_The task_: Nothing but the line with "Output a JSON" and the lines after it, through the end of the records below, is to be repeated, exactly as it is.

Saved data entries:
^^^^
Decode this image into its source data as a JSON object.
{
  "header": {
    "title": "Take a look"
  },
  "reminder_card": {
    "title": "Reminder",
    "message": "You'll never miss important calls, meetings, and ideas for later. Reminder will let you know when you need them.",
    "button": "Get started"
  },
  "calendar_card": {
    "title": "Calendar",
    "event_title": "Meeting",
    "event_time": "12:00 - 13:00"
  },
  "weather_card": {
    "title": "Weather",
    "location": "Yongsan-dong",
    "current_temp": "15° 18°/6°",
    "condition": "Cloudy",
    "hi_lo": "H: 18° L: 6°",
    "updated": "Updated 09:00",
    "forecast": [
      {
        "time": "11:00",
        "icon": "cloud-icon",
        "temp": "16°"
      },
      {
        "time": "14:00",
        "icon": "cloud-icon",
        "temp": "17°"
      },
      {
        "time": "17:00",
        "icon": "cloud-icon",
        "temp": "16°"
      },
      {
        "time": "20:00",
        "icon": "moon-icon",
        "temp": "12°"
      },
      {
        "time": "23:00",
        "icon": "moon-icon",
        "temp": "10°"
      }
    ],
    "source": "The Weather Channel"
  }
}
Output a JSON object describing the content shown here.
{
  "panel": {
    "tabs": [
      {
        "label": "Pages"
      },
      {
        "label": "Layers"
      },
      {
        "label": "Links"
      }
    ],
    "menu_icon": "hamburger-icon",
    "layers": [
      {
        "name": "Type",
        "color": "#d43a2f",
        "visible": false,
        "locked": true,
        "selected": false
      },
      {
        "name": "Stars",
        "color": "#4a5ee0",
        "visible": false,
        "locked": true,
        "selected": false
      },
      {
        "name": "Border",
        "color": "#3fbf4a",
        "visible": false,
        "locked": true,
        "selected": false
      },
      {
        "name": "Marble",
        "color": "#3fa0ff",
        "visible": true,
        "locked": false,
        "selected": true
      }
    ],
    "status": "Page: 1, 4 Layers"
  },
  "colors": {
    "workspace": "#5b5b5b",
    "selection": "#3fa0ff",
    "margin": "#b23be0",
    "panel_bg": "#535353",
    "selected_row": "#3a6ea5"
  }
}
^^^^
_Result for this exercise_:
Output a JSON object describing the content shown here.
{
  "panel": {
    "tabs": [
      {
        "label": "Pages"
      },
      {
        "label": "Layers"
      },
      {
        "label": "Links"
      }
    ],
    "menu_icon": "hamburger-icon",
    "layers": [
      {
        "name": "Type",
        "color": "#d43a2f",
        "visible": false,
        "locked": true,
        "selected": false
      },
      {
        "name": "Stars",
        "color": "#4a5ee0",
        "visible": false,
        "locked": true,
        "selected": false
      },
      {
        "name": "Border",
        "color": "#3fbf4a",
        "visible": false,
        "locked": true,
        "selected": false
      },
      {
        "name": "Marble",
        "color": "#3fa0ff",
        "visible": true,
        "locked": false,
        "selected": true
      }
    ],
    "status": "Page: 1, 4 Layers"
  },
  "colors": {
    "workspace": "#5b5b5b",
    "selection": "#3fa0ff",
    "margin": "#b23be0",
    "panel_bg": "#535353",
    "selected_row": "#3a6ea5"
  }
}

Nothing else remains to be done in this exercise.